Figure content listings:
[Start of section]

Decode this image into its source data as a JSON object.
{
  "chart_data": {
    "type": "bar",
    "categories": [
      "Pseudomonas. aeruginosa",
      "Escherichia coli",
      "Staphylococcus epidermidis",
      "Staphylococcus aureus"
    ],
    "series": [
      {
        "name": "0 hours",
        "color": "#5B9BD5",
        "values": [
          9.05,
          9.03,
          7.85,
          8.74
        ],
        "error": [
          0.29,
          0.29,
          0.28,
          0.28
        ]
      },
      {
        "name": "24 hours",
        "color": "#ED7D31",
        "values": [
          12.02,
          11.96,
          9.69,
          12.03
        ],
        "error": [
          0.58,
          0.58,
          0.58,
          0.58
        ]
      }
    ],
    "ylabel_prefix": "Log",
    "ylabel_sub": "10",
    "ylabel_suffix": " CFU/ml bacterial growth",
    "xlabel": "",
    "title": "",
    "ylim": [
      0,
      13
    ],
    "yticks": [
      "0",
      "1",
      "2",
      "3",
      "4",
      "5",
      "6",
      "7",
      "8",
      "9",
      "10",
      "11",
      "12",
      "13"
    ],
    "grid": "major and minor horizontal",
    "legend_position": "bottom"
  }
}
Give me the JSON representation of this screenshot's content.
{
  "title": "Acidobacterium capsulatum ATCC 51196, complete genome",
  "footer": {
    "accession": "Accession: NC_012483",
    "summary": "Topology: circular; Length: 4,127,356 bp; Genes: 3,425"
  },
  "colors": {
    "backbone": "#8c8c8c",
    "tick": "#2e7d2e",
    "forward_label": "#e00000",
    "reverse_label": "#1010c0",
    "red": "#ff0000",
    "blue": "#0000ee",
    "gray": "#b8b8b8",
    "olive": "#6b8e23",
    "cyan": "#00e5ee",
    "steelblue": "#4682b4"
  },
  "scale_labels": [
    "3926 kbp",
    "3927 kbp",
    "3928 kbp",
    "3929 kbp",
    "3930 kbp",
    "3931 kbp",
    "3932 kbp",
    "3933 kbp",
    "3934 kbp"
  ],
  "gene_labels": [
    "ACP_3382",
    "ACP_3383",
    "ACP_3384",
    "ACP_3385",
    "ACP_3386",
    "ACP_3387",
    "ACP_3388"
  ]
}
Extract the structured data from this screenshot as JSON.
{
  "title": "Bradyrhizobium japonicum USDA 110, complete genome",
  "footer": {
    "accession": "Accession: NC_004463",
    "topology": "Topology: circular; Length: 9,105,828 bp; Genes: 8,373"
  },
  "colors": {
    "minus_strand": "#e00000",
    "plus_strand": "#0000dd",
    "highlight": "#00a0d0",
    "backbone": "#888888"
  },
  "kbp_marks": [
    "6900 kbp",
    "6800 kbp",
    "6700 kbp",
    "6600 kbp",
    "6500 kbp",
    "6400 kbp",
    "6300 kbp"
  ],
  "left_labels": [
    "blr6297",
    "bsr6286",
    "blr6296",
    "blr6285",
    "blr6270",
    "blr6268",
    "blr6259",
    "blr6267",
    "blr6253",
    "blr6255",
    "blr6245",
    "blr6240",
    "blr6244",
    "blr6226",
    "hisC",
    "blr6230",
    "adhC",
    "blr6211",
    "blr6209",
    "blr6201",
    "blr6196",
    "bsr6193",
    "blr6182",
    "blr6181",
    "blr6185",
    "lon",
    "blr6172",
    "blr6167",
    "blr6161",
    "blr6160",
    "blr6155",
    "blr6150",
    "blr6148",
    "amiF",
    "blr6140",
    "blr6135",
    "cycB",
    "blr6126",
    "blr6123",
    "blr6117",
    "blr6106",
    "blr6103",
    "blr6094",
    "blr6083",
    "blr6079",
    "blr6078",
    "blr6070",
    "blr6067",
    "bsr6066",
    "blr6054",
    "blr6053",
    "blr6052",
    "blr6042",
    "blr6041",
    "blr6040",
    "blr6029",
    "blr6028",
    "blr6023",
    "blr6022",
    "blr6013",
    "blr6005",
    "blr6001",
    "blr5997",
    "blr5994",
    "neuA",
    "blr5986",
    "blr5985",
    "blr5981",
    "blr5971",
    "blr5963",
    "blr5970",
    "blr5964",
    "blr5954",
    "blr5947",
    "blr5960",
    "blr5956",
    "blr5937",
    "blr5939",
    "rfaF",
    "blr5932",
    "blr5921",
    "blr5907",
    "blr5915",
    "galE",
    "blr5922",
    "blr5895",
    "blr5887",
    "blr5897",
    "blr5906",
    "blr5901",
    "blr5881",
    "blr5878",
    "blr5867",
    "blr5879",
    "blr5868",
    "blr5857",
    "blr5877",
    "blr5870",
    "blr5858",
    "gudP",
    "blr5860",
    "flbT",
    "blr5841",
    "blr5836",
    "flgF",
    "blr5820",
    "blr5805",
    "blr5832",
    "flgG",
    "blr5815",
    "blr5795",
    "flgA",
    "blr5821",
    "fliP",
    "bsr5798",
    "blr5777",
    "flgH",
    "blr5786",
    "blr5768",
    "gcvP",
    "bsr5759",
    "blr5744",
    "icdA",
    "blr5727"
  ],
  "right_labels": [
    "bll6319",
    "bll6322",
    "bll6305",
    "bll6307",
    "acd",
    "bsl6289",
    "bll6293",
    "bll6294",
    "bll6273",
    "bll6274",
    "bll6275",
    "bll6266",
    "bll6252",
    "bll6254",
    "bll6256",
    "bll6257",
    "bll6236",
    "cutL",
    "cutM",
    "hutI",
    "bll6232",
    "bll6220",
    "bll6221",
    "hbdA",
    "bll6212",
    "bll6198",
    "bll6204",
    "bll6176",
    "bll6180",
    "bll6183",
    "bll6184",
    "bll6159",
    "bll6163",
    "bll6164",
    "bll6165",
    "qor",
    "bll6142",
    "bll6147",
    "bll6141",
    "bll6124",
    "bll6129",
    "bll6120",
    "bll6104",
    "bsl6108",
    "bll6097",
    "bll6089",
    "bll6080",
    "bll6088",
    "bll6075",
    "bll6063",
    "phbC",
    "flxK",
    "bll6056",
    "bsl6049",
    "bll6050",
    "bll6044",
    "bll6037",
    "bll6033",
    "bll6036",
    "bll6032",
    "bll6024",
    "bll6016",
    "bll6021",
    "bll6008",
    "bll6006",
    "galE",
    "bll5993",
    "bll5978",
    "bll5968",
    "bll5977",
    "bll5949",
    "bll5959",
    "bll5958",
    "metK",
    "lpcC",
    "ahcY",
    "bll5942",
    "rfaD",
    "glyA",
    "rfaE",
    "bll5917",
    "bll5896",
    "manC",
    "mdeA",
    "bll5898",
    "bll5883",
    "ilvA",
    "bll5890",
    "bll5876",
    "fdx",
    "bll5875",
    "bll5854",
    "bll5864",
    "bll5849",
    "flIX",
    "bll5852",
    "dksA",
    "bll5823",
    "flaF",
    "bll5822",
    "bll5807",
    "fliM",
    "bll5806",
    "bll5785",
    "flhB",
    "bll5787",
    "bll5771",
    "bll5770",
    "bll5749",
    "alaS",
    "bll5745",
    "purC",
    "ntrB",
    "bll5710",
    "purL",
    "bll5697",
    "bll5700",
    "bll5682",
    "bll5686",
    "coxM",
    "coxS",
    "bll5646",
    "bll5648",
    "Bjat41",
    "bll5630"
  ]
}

[End of section]

*Work request:* Could you copy each line above word for word?

*Reply to the exercise:*
Decode this image into its source data as a JSON object.
{
  "chart_data": {
    "type": "bar",
    "categories": [
      "Pseudomonas. aeruginosa",
      "Escherichia coli",
      "Staphylococcus epidermidis",
      "Staphylococcus aureus"
    ],
    "series": [
      {
        "name": "0 hours",
        "color": "#5B9BD5",
        "values": [
          9.05,
          9.03,
          7.85,
          8.74
        ],
        "error": [
          0.29,
          0.29,
          0.28,
          0.28
        ]
      },
      {
        "name": "24 hours",
        "color": "#ED7D31",
        "values": [
          12.02,
          11.96,
          9.69,
          12.03
        ],
        "error": [
          0.58,
          0.58,
          0.58,
          0.58
        ]
      }
    ],
    "ylabel_prefix": "Log",
    "ylabel_sub": "10",
    "ylabel_suffix": " CFU/ml bacterial growth",
    "xlabel": "",
    "title": "",
    "ylim": [
      0,
      13
    ],
    "yticks": [
      "0",
      "1",
      "2",
      "3",
      "4",
      "5",
      "6",
      "7",
      "8",
      "9",
      "10",
      "11",
      "12",
      "13"
    ],
    "grid": "major and minor horizontal",
    "legend_position": "bottom"
  }
}
Give me the JSON representation of this screenshot's content.
{
  "title": "Acidobacterium capsulatum ATCC 51196, complete genome",
  "footer": {
    "accession": "Accession: NC_012483",
    "summary": "Topology: circular; Length: 4,127,356 bp; Genes: 3,425"
  },
  "colors": {
    "backbone": "#8c8c8c",
    "tick": "#2e7d2e",
    "forward_label": "#e00000",
    "reverse_label": "#1010c0",
    "red": "#ff0000",
    "blue": "#0000ee",
    "gray": "#b8b8b8",
    "olive": "#6b8e23",
    "cyan": "#00e5ee",
    "steelblue": "#4682b4"
  },
  "scale_labels": [
    "3926 kbp",
    "3927 kbp",
    "3928 kbp",
    "3929 kbp",
    "3930 kbp",
    "3931 kbp",
    "3932 kbp",
    "3933 kbp",
    "3934 kbp"
  ],
  "gene_labels": [
    "ACP_3382",
    "ACP_3383",
    "ACP_3384",
    "ACP_3385",
    "ACP_3386",
    "ACP_3387",
    "ACP_3388"
  ]
}
Extract the structured data from this screenshot as JSON.
{
  "title": "Bradyrhizobium japonicum USDA 110, complete genome",
  "footer": {
    "accession": "Accession: NC_004463",
    "topology": "Topology: circular; Length: 9,105,828 bp; Genes: 8,373"
  },
  "colors": {
    "minus_strand": "#e00000",
    "plus_strand": "#0000dd",
    "highlight": "#00a0d0",
    "backbone": "#888888"
  },
  "kbp_marks": [
    "6900 kbp",
    "6800 kbp",
    "6700 kbp",
    "6600 kbp",
    "6500 kbp",
    "6400 kbp",
    "6300 kbp"
  ],
  "left_labels": [
    "blr6297",
    "bsr6286",
    "blr6296",
    "blr6285",
    "blr6270",
    "blr6268",
    "blr6259",
    "blr6267",
    "blr6253",
    "blr6255",
    "blr6245",
    "blr6240",
    "blr6244",
    "blr6226",
    "hisC",
    "blr6230",
    "adhC",
    "blr6211",
    "blr6209",
    "blr6201",
    "blr6196",
    "bsr6193",
    "blr6182",
    "blr6181",
    "blr6185",
    "lon",
    "blr6172",
    "blr6167",
    "blr6161",
    "blr6160",
    "blr6155",
    "blr6150",
    "blr6148",
    "amiF",
    "blr6140",
    "blr6135",
    "cycB",
    "blr6126",
    "blr6123",
    "blr6117",
    "blr6106",
    "blr6103",
    "blr6094",
    "blr6083",
    "blr6079",
    "blr6078",
    "blr6070",
    "blr6067",
    "bsr6066",
    "blr6054",
    "blr6053",
    "blr6052",
    "blr6042",
    "blr6041",
    "blr6040",
    "blr6029",
    "blr6028",
    "blr6023",
    "blr6022",
    "blr6013",
    "blr6005",
    "blr6001",
    "blr5997",
    "blr5994",
    "neuA",
    "blr5986",
    "blr5985",
    "blr5981",
    "blr5971",
    "blr5963",
    "blr5970",
    "blr5964",
    "blr5954",
    "blr5947",
    "blr5960",
    "blr5956",
    "blr5937",
    "blr5939",
    "rfaF",
    "blr5932",
    "blr5921",
    "blr5907",
    "blr5915",
    "galE",
    "blr5922",
    "blr5895",
    "blr5887",
    "blr5897",
    "blr5906",
    "blr5901",
    "blr5881",
    "blr5878",
    "blr5867",
    "blr5879",
    "blr5868",
    "blr5857",
    "blr5877",
    "blr5870",
    "blr5858",
    "gudP",
    "blr5860",
    "flbT",
    "blr5841",
    "blr5836",
    "flgF",
    "blr5820",
    "blr5805",
    "blr5832",
    "flgG",
    "blr5815",
    "blr5795",
    "flgA",
    "blr5821",
    "fliP",
    "bsr5798",
    "blr5777",
    "flgH",
    "blr5786",
    "blr5768",
    "gcvP",
    "bsr5759",
    "blr5744",
    "icdA",
    "blr5727"
  ],
  "right_labels": [
    "bll6319",
    "bll6322",
    "bll6305",
    "bll6307",
    "acd",
    "bsl6289",
    "bll6293",
    "bll6294",
    "bll6273",
    "bll6274",
    "bll6275",
    "bll6266",
    "bll6252",
    "bll6254",
    "bll6256",
    "bll6257",
    "bll6236",
    "cutL",
    "cutM",
    "hutI",
    "bll6232",
    "bll6220",
    "bll6221",
    "hbdA",
    "bll6212",
    "bll6198",
    "bll6204",
    "bll6176",
    "bll6180",
    "bll6183",
    "bll6184",
    "bll6159",
    "bll6163",
    "bll6164",
    "bll6165",
    "qor",
    "bll6142",
    "bll6147",
    "bll6141",
    "bll6124",
    "bll6129",
    "bll6120",
    "bll6104",
    "bsl6108",
    "bll6097",
    "bll6089",
    "bll6080",
    "bll6088",
    "bll6075",
    "bll6063",
    "phbC",
    "flxK",
    "bll6056",
    "bsl6049",
    "bll6050",
    "bll6044",
    "bll6037",
    "bll6033",
    "bll6036",
    "bll6032",
    "bll6024",
    "bll6016",
    "bll6021",
    "bll6008",
    "bll6006",
    "galE",
    "bll5993",
    "bll5978",
    "bll5968",
    "bll5977",
    "bll5949",
    "bll5959",
    "bll5958",
    "metK",
    "lpcC",
    "ahcY",
    "bll5942",
    "rfaD",
    "glyA",
    "rfaE",
    "bll5917",
    "bll5896",
    "manC",
    "mdeA",
    "bll5898",
    "bll5883",
    "ilvA",
    "bll5890",
    "bll5876",
    "fdx",
    "bll5875",
    "bll5854",
    "bll5864",
    "bll5849",
    "flIX",
    "bll5852",
    "dksA",
    "bll5823",
    "flaF",
    "bll5822",
    "bll5807",
    "fliM",
    "bll5806",
    "bll5785",
    "flhB",
    "bll5787",
    "bll5771",
    "bll5770",
    "bll5749",
    "alaS",
    "bll5745",
    "purC",
    "ntrB",
    "bll5710",
    "purL",
    "bll5697",
    "bll5700",
    "bll5682",
    "bll5686",
    "coxM",
    "coxS",
    "bll5646",
    "bll5648",
    "Bjat41",
    "bll5630"
  ]
}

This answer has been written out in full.